# Start of SOURCE MATERIAL

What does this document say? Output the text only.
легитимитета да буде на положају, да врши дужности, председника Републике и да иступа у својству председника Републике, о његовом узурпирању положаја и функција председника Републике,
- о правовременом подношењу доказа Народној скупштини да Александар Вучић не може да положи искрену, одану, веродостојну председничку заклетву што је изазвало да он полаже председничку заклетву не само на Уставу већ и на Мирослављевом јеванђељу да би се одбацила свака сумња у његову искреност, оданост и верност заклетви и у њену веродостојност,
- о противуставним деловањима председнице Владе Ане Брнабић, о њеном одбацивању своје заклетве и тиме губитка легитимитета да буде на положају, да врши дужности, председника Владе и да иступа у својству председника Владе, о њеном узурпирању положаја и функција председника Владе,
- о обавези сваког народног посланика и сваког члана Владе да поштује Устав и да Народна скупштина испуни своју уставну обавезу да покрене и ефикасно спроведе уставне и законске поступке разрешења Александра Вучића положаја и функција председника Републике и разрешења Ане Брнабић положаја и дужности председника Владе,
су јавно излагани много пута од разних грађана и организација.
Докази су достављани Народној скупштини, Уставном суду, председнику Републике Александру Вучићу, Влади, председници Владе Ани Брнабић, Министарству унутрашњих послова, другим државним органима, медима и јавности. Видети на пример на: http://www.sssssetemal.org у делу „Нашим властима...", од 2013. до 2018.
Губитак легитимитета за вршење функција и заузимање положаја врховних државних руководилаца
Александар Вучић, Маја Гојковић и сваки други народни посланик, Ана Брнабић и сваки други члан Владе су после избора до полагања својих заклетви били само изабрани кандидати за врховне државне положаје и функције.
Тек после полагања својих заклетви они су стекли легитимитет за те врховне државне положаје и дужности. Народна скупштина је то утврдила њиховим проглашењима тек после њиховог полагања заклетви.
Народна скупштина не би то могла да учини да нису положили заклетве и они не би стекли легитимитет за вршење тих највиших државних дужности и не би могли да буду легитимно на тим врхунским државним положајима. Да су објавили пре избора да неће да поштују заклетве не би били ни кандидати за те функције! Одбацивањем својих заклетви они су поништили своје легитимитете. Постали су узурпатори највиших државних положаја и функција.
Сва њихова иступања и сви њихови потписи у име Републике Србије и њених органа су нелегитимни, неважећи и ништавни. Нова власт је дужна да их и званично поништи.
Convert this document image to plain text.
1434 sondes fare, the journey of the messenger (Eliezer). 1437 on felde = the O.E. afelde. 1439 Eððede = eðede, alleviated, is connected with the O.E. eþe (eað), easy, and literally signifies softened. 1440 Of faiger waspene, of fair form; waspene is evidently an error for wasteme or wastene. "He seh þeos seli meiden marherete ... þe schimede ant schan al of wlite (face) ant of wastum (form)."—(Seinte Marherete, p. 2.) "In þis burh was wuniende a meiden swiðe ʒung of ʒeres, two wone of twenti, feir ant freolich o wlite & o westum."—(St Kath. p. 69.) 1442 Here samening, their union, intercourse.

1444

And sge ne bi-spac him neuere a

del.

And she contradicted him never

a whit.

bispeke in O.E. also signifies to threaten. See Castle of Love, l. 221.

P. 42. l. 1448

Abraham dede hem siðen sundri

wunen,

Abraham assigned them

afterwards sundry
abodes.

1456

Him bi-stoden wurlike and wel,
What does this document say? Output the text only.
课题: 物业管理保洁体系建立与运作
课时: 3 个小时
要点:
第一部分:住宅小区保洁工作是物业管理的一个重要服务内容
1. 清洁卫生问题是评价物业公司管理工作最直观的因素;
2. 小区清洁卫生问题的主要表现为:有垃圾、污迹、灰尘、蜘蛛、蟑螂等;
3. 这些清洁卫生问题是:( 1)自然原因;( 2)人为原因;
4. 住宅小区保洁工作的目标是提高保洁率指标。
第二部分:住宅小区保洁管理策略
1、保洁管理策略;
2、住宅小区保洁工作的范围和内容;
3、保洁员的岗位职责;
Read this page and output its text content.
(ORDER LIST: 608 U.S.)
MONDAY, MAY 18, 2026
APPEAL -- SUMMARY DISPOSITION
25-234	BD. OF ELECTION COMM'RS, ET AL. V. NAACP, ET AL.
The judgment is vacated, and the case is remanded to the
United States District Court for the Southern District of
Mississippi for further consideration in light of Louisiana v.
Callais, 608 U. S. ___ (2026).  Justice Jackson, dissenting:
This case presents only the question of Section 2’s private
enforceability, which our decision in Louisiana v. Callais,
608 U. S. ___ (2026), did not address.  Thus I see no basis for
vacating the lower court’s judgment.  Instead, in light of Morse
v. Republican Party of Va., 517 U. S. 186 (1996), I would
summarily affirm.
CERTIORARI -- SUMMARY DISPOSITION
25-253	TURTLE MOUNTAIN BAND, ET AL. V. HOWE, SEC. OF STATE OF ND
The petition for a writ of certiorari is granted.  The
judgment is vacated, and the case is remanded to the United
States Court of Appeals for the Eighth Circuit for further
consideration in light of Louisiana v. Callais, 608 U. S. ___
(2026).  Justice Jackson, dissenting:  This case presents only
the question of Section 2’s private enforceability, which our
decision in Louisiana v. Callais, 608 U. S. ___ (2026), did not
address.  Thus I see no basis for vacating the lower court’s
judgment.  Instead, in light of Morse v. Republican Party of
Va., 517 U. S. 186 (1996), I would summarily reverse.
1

# End of SOURCE MATERIAL

• SHORT TASK:
Write out all the entries exactly.

• THE REPLY:
What does this document say? Output the text only.
легитимитета да буде на положају, да врши дужности, председника Републике и да иступа у својству председника Републике, о његовом узурпирању положаја и функција председника Републике,
- о правовременом подношењу доказа Народној скупштини да Александар Вучић не може да положи искрену, одану, веродостојну председничку заклетву што је изазвало да он полаже председничку заклетву не само на Уставу већ и на Мирослављевом јеванђељу да би се одбацила свака сумња у његову искреност, оданост и верност заклетви и у њену веродостојност,
- о противуставним деловањима председнице Владе Ане Брнабић, о њеном одбацивању своје заклетве и тиме губитка легитимитета да буде на положају, да врши дужности, председника Владе и да иступа у својству председника Владе, о њеном узурпирању положаја и функција председника Владе,
- о обавези сваког народног посланика и сваког члана Владе да поштује Устав и да Народна скупштина испуни своју уставну обавезу да покрене и ефикасно спроведе уставне и законске поступке разрешења Александра Вучића положаја и функција председника Републике и разрешења Ане Брнабић положаја и дужности председника Владе,
су јавно излагани много пута од разних грађана и организација.
Докази су достављани Народној скупштини, Уставном суду, председнику Републике Александру Вучићу, Влади, председници Владе Ани Брнабић, Министарству унутрашњих послова, другим државним органима, медима и јавности. Видети на пример на: http://www.sssssetemal.org у делу „Нашим властима...", од 2013. до 2018.
Губитак легитимитета за вршење функција и заузимање положаја врховних државних руководилаца
Александар Вучић, Маја Гојковић и сваки други народни посланик, Ана Брнабић и сваки други члан Владе су после избора до полагања својих заклетви били само изабрани кандидати за врховне државне положаје и функције.
Тек после полагања својих заклетви они су стекли легитимитет за те врховне државне положаје и дужности. Народна скупштина је то утврдила њиховим проглашењима тек после њиховог полагања заклетви.
Народна скупштина не би то могла да учини да нису положили заклетве и они не би стекли легитимитет за вршење тих највиших државних дужности и не би могли да буду легитимно на тим врхунским државним положајима. Да су објавили пре избора да неће да поштују заклетве не би били ни кандидати за те функције! Одбацивањем својих заклетви они су поништили своје легитимитете. Постали су узурпатори највиших државних положаја и функција.
Сва њихова иступања и сви њихови потписи у име Републике Србије и њених органа су нелегитимни, неважећи и ништавни. Нова власт је дужна да их и званично поништи.
Convert this document image to plain text.
1434 sondes fare, the journey of the messenger (Eliezer). 1437 on felde = the O.E. afelde. 1439 Eððede = eðede, alleviated, is connected with the O.E. eþe (eað), easy, and literally signifies softened. 1440 Of faiger waspene, of fair form; waspene is evidently an error for wasteme or wastene. "He seh þeos seli meiden marherete ... þe schimede ant schan al of wlite (face) ant of wastum (form)."—(Seinte Marherete, p. 2.) "In þis burh was wuniende a meiden swiðe ʒung of ʒeres, two wone of twenti, feir ant freolich o wlite & o westum."—(St Kath. p. 69.) 1442 Here samening, their union, intercourse.

1444

And sge ne bi-spac him neuere a

del.

And she contradicted him never

a whit.

bispeke in O.E. also signifies to threaten. See Castle of Love, l. 221.

P. 42. l. 1448

Abraham dede hem siðen sundri

wunen,

Abraham assigned them

afterwards sundry
abodes.

1456

Him bi-stoden wurlike and wel,
What does this document say? Output the text only.
课题: 物业管理保洁体系建立与运作
课时: 3 个小时
要点:
第一部分:住宅小区保洁工作是物业管理的一个重要服务内容
1. 清洁卫生问题是评价物业公司管理工作最直观的因素;
2. 小区清洁卫生问题的主要表现为:有垃圾、污迹、灰尘、蜘蛛、蟑螂等;
3. 这些清洁卫生问题是:( 1)自然原因;( 2)人为原因;
4. 住宅小区保洁工作的目标是提高保洁率指标。
第二部分:住宅小区保洁管理策略
1、保洁管理策略;
2、住宅小区保洁工作的范围和内容;
3、保洁员的岗位职责;
Read this page and output its text content.
(ORDER LIST: 608 U.S.)
MONDAY, MAY 18, 2026
APPEAL -- SUMMARY DISPOSITION
25-234	BD. OF ELECTION COMM'RS, ET AL. V. NAACP, ET AL.
The judgment is vacated, and the case is remanded to the
United States District Court for the Southern District of
Mississippi for further consideration in light of Louisiana v.
Callais, 608 U. S. ___ (2026).  Justice Jackson, dissenting:
This case presents only the question of Section 2’s private
enforceability, which our decision in Louisiana v. Callais,
608 U. S. ___ (2026), did not address.  Thus I see no basis for
vacating the lower court’s judgment.  Instead, in light of Morse
v. Republican Party of Va., 517 U. S. 186 (1996), I would
summarily affirm.
CERTIORARI -- SUMMARY DISPOSITION
25-253	TURTLE MOUNTAIN BAND, ET AL. V. HOWE, SEC. OF STATE OF ND
The petition for a writ of certiorari is granted.  The
judgment is vacated, and the case is remanded to the United
States Court of Appeals for the Eighth Circuit for further
consideration in light of Louisiana v. Callais, 608 U. S. ___
(2026).  Justice Jackson, dissenting:  This case presents only
the question of Section 2’s private enforceability, which our
decision in Louisiana v. Callais, 608 U. S. ___ (2026), did not
address.  Thus I see no basis for vacating the lower court’s
judgment.  Instead, in light of Morse v. Republican Party of
Va., 517 U. S. 186 (1996), I would summarily reverse.
1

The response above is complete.